◆ **DATA ENTRIES**
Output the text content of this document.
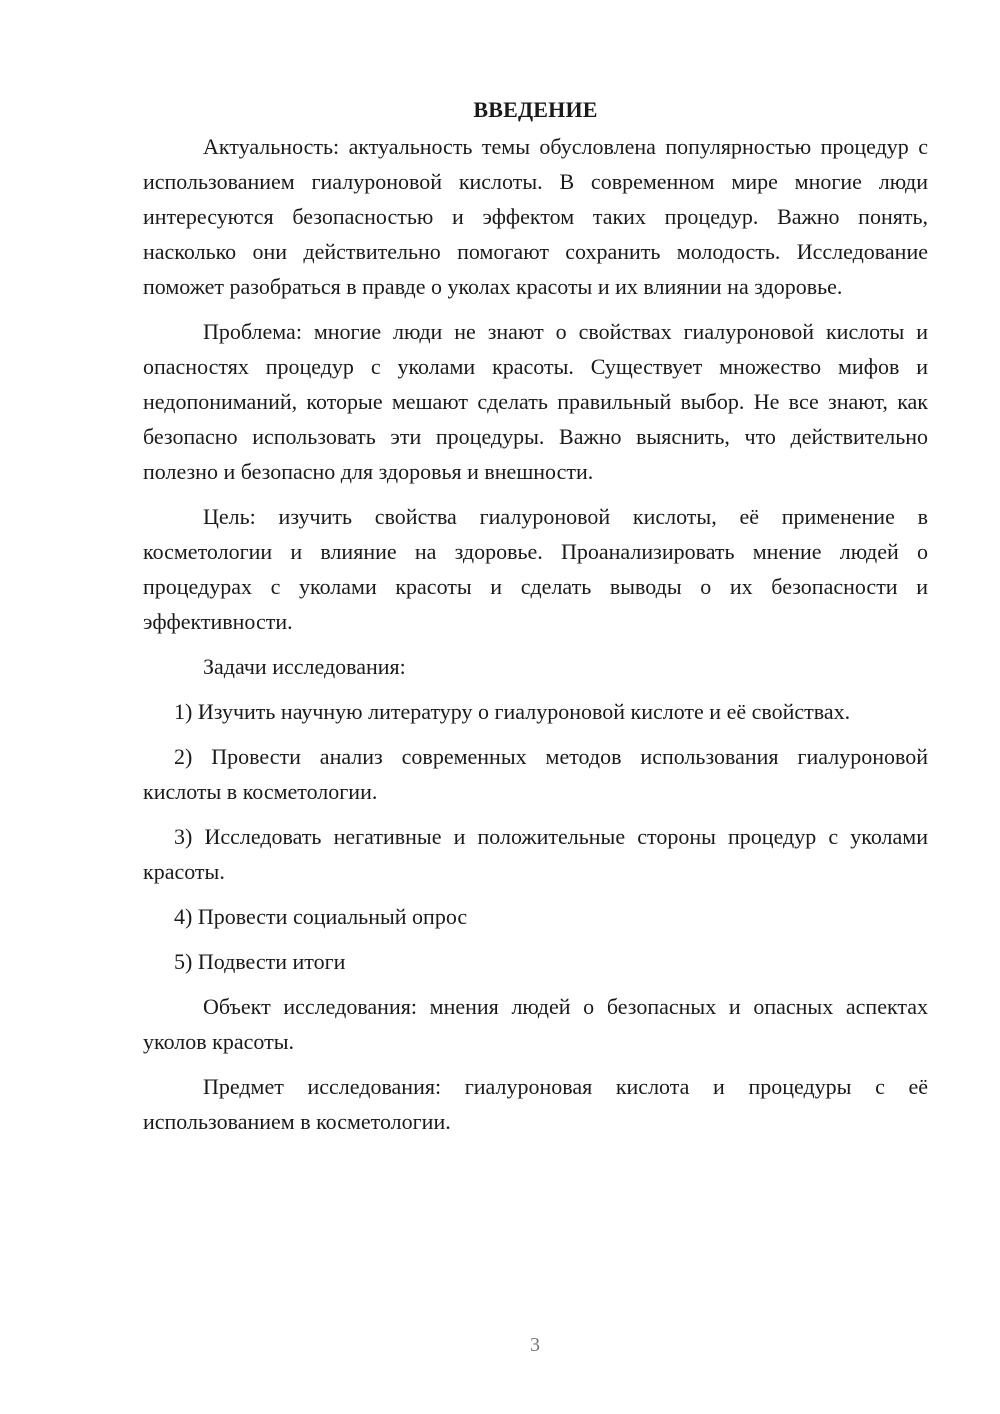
ВВЕДЕНИЕ

Актуальность: актуальность темы обусловлена популярностью процедур с использованием гиалуроновой кислоты. В современном мире многие люди интересуются безопасностью и эффектом таких процедур. Важно понять, насколько они действительно помогают сохранить молодость. Исследование поможет разобраться в правде о уколах красоты и их влиянии на здоровье.

Проблема: многие люди не знают о свойствах гиалуроновой кислоты и опасностях процедур с уколами красоты. Существует множество мифов и недопониманий, которые мешают сделать правильный выбор. Не все знают, как безопасно использовать эти процедуры. Важно выяснить, что действительно полезно и безопасно для здоровья и внешности.

Цель: изучить свойства гиалуроновой кислоты, её применение в косметологии и влияние на здоровье. Проанализировать мнение людей о процедурах с уколами красоты и сделать выводы о их безопасности и эффективности.

Задачи исследования:

1) Изучить научную литературу о гиалуроновой кислоте и её свойствах.

2) Провести анализ современных методов использования гиалуроновой кислоты в косметологии.

3) Исследовать негативные и положительные стороны процедур с уколами красоты.

4) Провести социальный опрос

5) Подвести итоги

Объект исследования: мнения людей о безопасных и опасных аспектах уколов красоты.

Предмет исследования: гиалуроновая кислота и процедуры с её использованием в косметологии.

3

◆ **WHAT THE TASK REQUIRES**
In this exercise, set down all of the data exactly, without the pictures.

◆ **EXERCISE RESPONSE**
Output the text content of this document.
ВВЕДЕНИЕ

Актуальность: актуальность темы обусловлена популярностью процедур с использованием гиалуроновой кислоты. В современном мире многие люди интересуются безопасностью и эффектом таких процедур. Важно понять, насколько они действительно помогают сохранить молодость. Исследование поможет разобраться в правде о уколах красоты и их влиянии на здоровье.

Проблема: многие люди не знают о свойствах гиалуроновой кислоты и опасностях процедур с уколами красоты. Существует множество мифов и недопониманий, которые мешают сделать правильный выбор. Не все знают, как безопасно использовать эти процедуры. Важно выяснить, что действительно полезно и безопасно для здоровья и внешности.

Цель: изучить свойства гиалуроновой кислоты, её применение в косметологии и влияние на здоровье. Проанализировать мнение людей о процедурах с уколами красоты и сделать выводы о их безопасности и эффективности.

Задачи исследования:

1) Изучить научную литературу о гиалуроновой кислоте и её свойствах.

2) Провести анализ современных методов использования гиалуроновой кислоты в косметологии.

3) Исследовать негативные и положительные стороны процедур с уколами красоты.

4) Провести социальный опрос

5) Подвести итоги

Объект исследования: мнения людей о безопасных и опасных аспектах уколов красоты.

Предмет исследования: гиалуроновая кислота и процедуры с её использованием в косметологии.

3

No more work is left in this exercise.